# [WHAT IS BEING ASKED]
Show all lines that include the string "call"; copy each one.

# [Structured figure records]
-*-*-

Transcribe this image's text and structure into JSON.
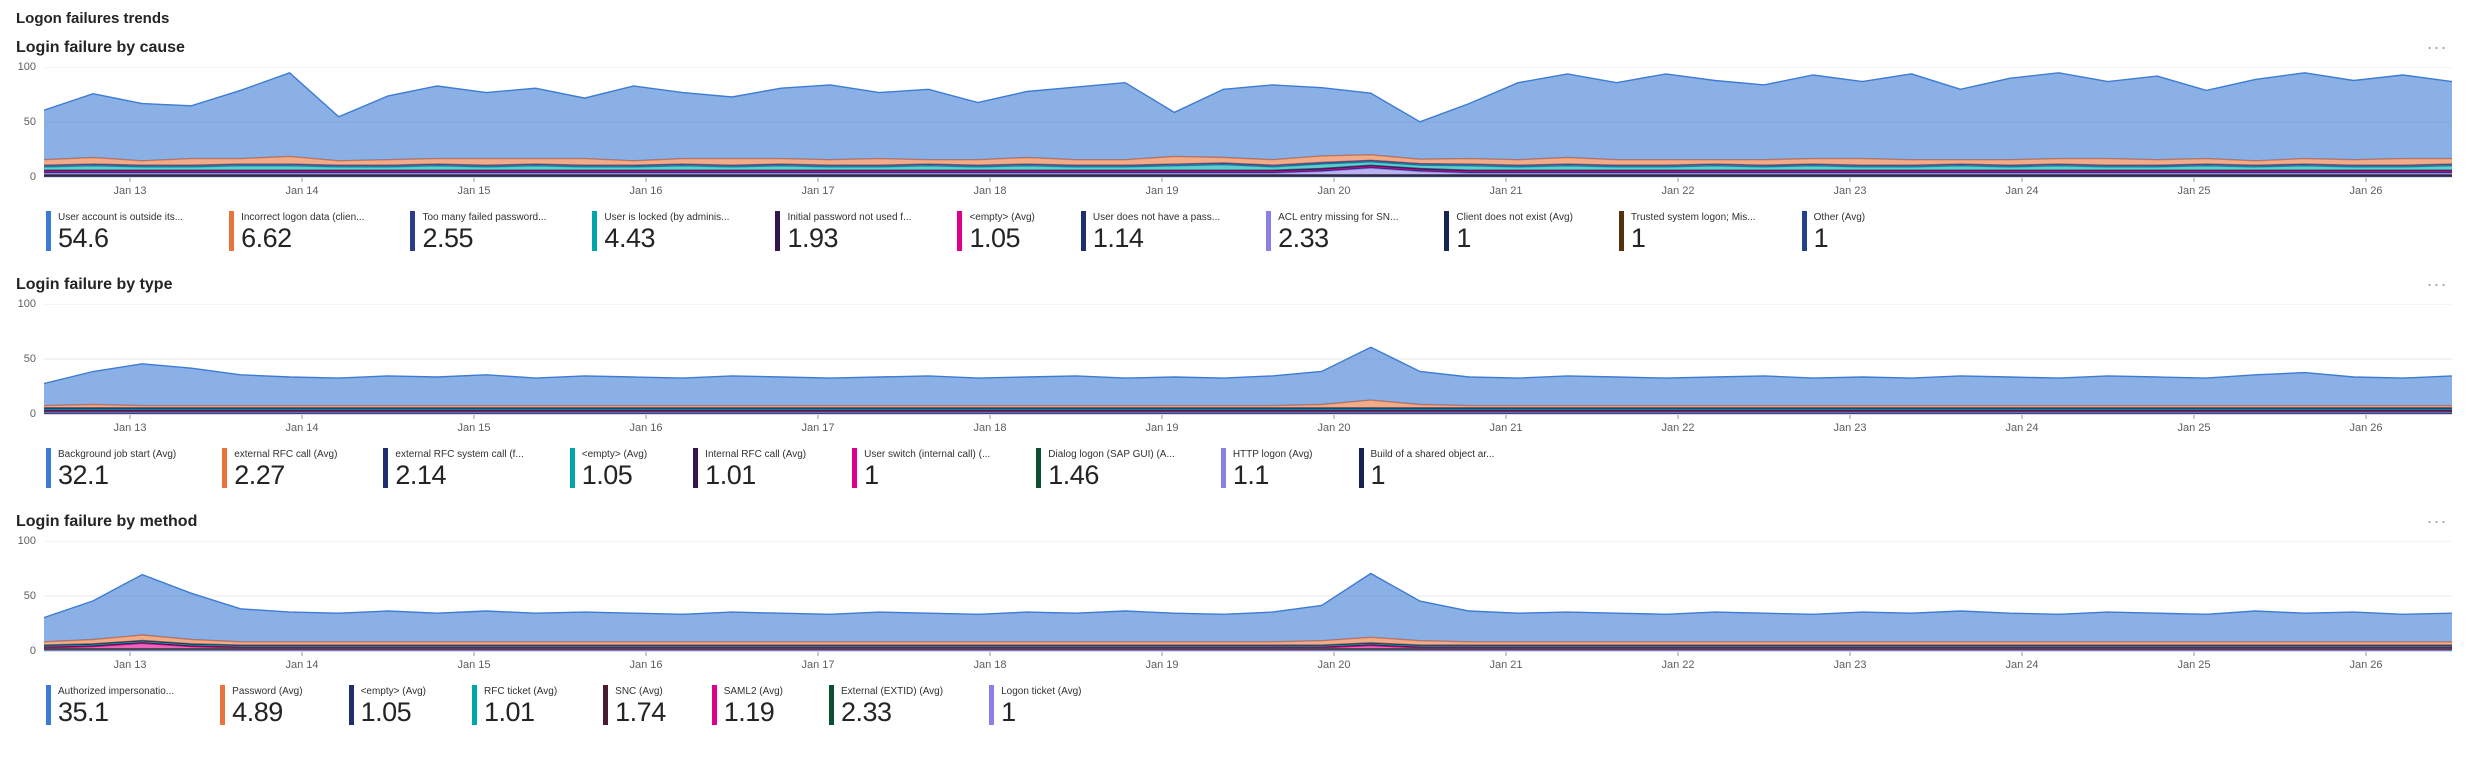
{
  "page": {
    "title": "Logon failures trends"
  },
  "icons": {
    "more_options": "..."
  },
  "axis": {
    "x_ticks": [
      "Jan 13",
      "Jan 14",
      "Jan 15",
      "Jan 16",
      "Jan 17",
      "Jan 18",
      "Jan 19",
      "Jan 20",
      "Jan 21",
      "Jan 22",
      "Jan 23",
      "Jan 24",
      "Jan 25",
      "Jan 26"
    ],
    "y_ticks": [
      100,
      50,
      0
    ],
    "ylim": [
      0,
      100
    ]
  },
  "chart_data": [
    {
      "type": "area",
      "stacked": true,
      "title": "Login failure by cause",
      "xlabel": "",
      "ylabel": "",
      "grid": true,
      "legend_position": "bottom",
      "series": [
        {
          "name": "User account is outside its...",
          "value_label": "54.6",
          "avg": 54.6,
          "color": "#3D7CD4",
          "values": [
            45,
            58,
            52,
            48,
            62,
            76,
            40,
            58,
            66,
            60,
            64,
            55,
            68,
            60,
            56,
            64,
            68,
            60,
            64,
            52,
            60,
            66,
            70,
            40,
            62,
            68,
            62,
            56,
            34,
            50,
            70,
            76,
            70,
            78,
            72,
            68,
            76,
            70,
            78,
            64,
            74,
            78,
            70,
            76,
            62,
            74,
            78,
            72,
            76,
            70
          ]
        },
        {
          "name": "Incorrect logon data (clien...",
          "value_label": "6.62",
          "avg": 6.62,
          "color": "#E8743C",
          "values": [
            5,
            6,
            4,
            6,
            5,
            7,
            4,
            5,
            5,
            6,
            5,
            6,
            4,
            5,
            6,
            5,
            5,
            6,
            4,
            5,
            6,
            5,
            5,
            7,
            5,
            5,
            6,
            5,
            4,
            5,
            5,
            6,
            5,
            5,
            4,
            5,
            5,
            6,
            5,
            4,
            5,
            5,
            6,
            5,
            5,
            4,
            5,
            5,
            6,
            5
          ]
        },
        {
          "name": "Too many failed password...",
          "value_label": "2.55",
          "avg": 2.55,
          "color": "#2C3C8F",
          "values": 1.5
        },
        {
          "name": "User is locked (by adminis...",
          "value_label": "4.43",
          "avg": 4.43,
          "color": "#00A5A8",
          "values": [
            3,
            4,
            3,
            3,
            4,
            4,
            3,
            3,
            4,
            3,
            4,
            3,
            3,
            4,
            3,
            4,
            3,
            3,
            4,
            3,
            4,
            3,
            3,
            4,
            5,
            3,
            4,
            3,
            3,
            4,
            3,
            4,
            3,
            3,
            4,
            3,
            4,
            3,
            3,
            4,
            3,
            4,
            3,
            3,
            4,
            3,
            4,
            3,
            3,
            4
          ]
        },
        {
          "name": "Initial password not used f...",
          "value_label": "1.93",
          "avg": 1.93,
          "color": "#32174D",
          "values": 1
        },
        {
          "name": "<empty> (Avg)",
          "value_label": "1.05",
          "avg": 1.05,
          "color": "#DC008C",
          "values": 0.8
        },
        {
          "name": "User does not have a pass...",
          "value_label": "1.14",
          "avg": 1.14,
          "color": "#1F2E6E",
          "values": 0.8
        },
        {
          "name": "ACL entry missing for SN...",
          "value_label": "2.33",
          "avg": 2.33,
          "color": "#8B7FE8",
          "values": [
            1.5,
            1.5,
            1.5,
            1.5,
            1.5,
            1.5,
            1.5,
            1.5,
            1.5,
            1.5,
            1.5,
            1.5,
            1.5,
            1.5,
            1.5,
            1.5,
            1.5,
            1.5,
            1.5,
            1.5,
            1.5,
            1.5,
            1.5,
            1.5,
            1.5,
            1.5,
            3,
            6,
            3,
            1.5,
            1.5,
            1.5,
            1.5,
            1.5,
            1.5,
            1.5,
            1.5,
            1.5,
            1.5,
            1.5,
            1.5,
            1.5,
            1.5,
            1.5,
            1.5,
            1.5,
            1.5,
            1.5,
            1.5,
            1.5
          ]
        },
        {
          "name": "Client does not exist (Avg)",
          "value_label": "1",
          "avg": 1,
          "color": "#16254F",
          "values": 0.7
        },
        {
          "name": "Trusted system logon; Mis...",
          "value_label": "1",
          "avg": 1,
          "color": "#54300C",
          "values": 0.7
        },
        {
          "name": "Other (Avg)",
          "value_label": "1",
          "avg": 1,
          "color": "#23408F",
          "values": 0.7
        }
      ]
    },
    {
      "type": "area",
      "stacked": true,
      "title": "Login failure by type",
      "xlabel": "",
      "ylabel": "",
      "grid": true,
      "legend_position": "bottom",
      "series": [
        {
          "name": "Background job start (Avg)",
          "value_label": "32.1",
          "avg": 32.1,
          "color": "#3D7CD4",
          "values": [
            20,
            30,
            38,
            34,
            28,
            26,
            25,
            27,
            26,
            28,
            25,
            27,
            26,
            25,
            27,
            26,
            25,
            26,
            27,
            25,
            26,
            27,
            25,
            26,
            25,
            27,
            30,
            48,
            30,
            26,
            25,
            27,
            26,
            25,
            26,
            27,
            25,
            26,
            25,
            27,
            26,
            25,
            27,
            26,
            25,
            28,
            30,
            26,
            25,
            27
          ]
        },
        {
          "name": "external RFC call (Avg)",
          "value_label": "2.27",
          "avg": 2.27,
          "color": "#E8743C",
          "values": [
            2,
            3,
            2,
            2,
            2,
            2,
            2,
            2,
            2,
            2,
            2,
            2,
            2,
            2,
            2,
            2,
            2,
            2,
            2,
            2,
            2,
            2,
            2,
            2,
            2,
            2,
            3,
            7,
            3,
            2,
            2,
            2,
            2,
            2,
            2,
            2,
            2,
            2,
            2,
            2,
            2,
            2,
            2,
            2,
            2,
            2,
            2,
            2,
            2,
            2
          ]
        },
        {
          "name": "external RFC system call (f...",
          "value_label": "2.14",
          "avg": 2.14,
          "color": "#1F2E6E",
          "values": 1.2
        },
        {
          "name": "<empty> (Avg)",
          "value_label": "1.05",
          "avg": 1.05,
          "color": "#00A5A8",
          "values": 0.7
        },
        {
          "name": "Internal RFC call (Avg)",
          "value_label": "1.01",
          "avg": 1.01,
          "color": "#32174D",
          "values": 0.7
        },
        {
          "name": "User switch (internal call) (...",
          "value_label": "1",
          "avg": 1,
          "color": "#DC008C",
          "values": 0.6
        },
        {
          "name": "Dialog logon (SAP GUI) (A...",
          "value_label": "1.46",
          "avg": 1.46,
          "color": "#0B5031",
          "values": 1
        },
        {
          "name": "HTTP logon (Avg)",
          "value_label": "1.1",
          "avg": 1.1,
          "color": "#8B7FE8",
          "values": 0.8
        },
        {
          "name": "Build of a shared object ar...",
          "value_label": "1",
          "avg": 1,
          "color": "#16254F",
          "values": 0.6
        }
      ]
    },
    {
      "type": "area",
      "stacked": true,
      "title": "Login failure by method",
      "xlabel": "",
      "ylabel": "",
      "grid": true,
      "legend_position": "bottom",
      "series": [
        {
          "name": "Authorized impersonatio...",
          "value_label": "35.1",
          "avg": 35.1,
          "color": "#3D7CD4",
          "values": [
            22,
            35,
            55,
            42,
            30,
            27,
            26,
            28,
            26,
            28,
            26,
            27,
            26,
            25,
            27,
            26,
            25,
            27,
            26,
            25,
            27,
            26,
            28,
            26,
            25,
            27,
            32,
            58,
            36,
            28,
            26,
            27,
            26,
            25,
            27,
            26,
            25,
            27,
            26,
            28,
            26,
            25,
            27,
            26,
            25,
            28,
            26,
            27,
            25,
            26
          ]
        },
        {
          "name": "Password (Avg)",
          "value_label": "4.89",
          "avg": 4.89,
          "color": "#E8743C",
          "values": [
            3,
            4,
            5,
            4,
            3,
            3,
            3,
            3,
            3,
            3,
            3,
            3,
            3,
            3,
            3,
            3,
            3,
            3,
            3,
            3,
            3,
            3,
            3,
            3,
            3,
            3,
            4,
            5,
            4,
            3,
            3,
            3,
            3,
            3,
            3,
            3,
            3,
            3,
            3,
            3,
            3,
            3,
            3,
            3,
            3,
            3,
            3,
            3,
            3,
            3
          ]
        },
        {
          "name": "<empty> (Avg)",
          "value_label": "1.05",
          "avg": 1.05,
          "color": "#1F2E6E",
          "values": 0.8
        },
        {
          "name": "RFC ticket (Avg)",
          "value_label": "1.01",
          "avg": 1.01,
          "color": "#00A5A8",
          "values": 0.7
        },
        {
          "name": "SNC (Avg)",
          "value_label": "1.74",
          "avg": 1.74,
          "color": "#451C31",
          "values": 1
        },
        {
          "name": "SAML2 (Avg)",
          "value_label": "1.19",
          "avg": 1.19,
          "color": "#DC008C",
          "values": [
            0.9,
            2,
            5,
            2,
            0.9,
            0.9,
            0.9,
            0.9,
            0.9,
            0.9,
            0.9,
            0.9,
            0.9,
            0.9,
            0.9,
            0.9,
            0.9,
            0.9,
            0.9,
            0.9,
            0.9,
            0.9,
            0.9,
            0.9,
            0.9,
            0.9,
            0.9,
            3,
            0.9,
            0.9,
            0.9,
            0.9,
            0.9,
            0.9,
            0.9,
            0.9,
            0.9,
            0.9,
            0.9,
            0.9,
            0.9,
            0.9,
            0.9,
            0.9,
            0.9,
            0.9,
            0.9,
            0.9,
            0.9,
            0.9
          ]
        },
        {
          "name": "External (EXTID) (Avg)",
          "value_label": "2.33",
          "avg": 2.33,
          "color": "#0B5031",
          "values": 1.3
        },
        {
          "name": "Logon ticket (Avg)",
          "value_label": "1",
          "avg": 1,
          "color": "#8B7FE8",
          "values": 0.7
        }
      ]
    }
  ]
}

-*-*-

# [WRITTEN ANSWER]
          "name": "external RFC call (Avg)",
          "name": "external RFC system call (f...",
          "name": "Internal RFC call (Avg)",
          "name": "User switch (internal call) (...",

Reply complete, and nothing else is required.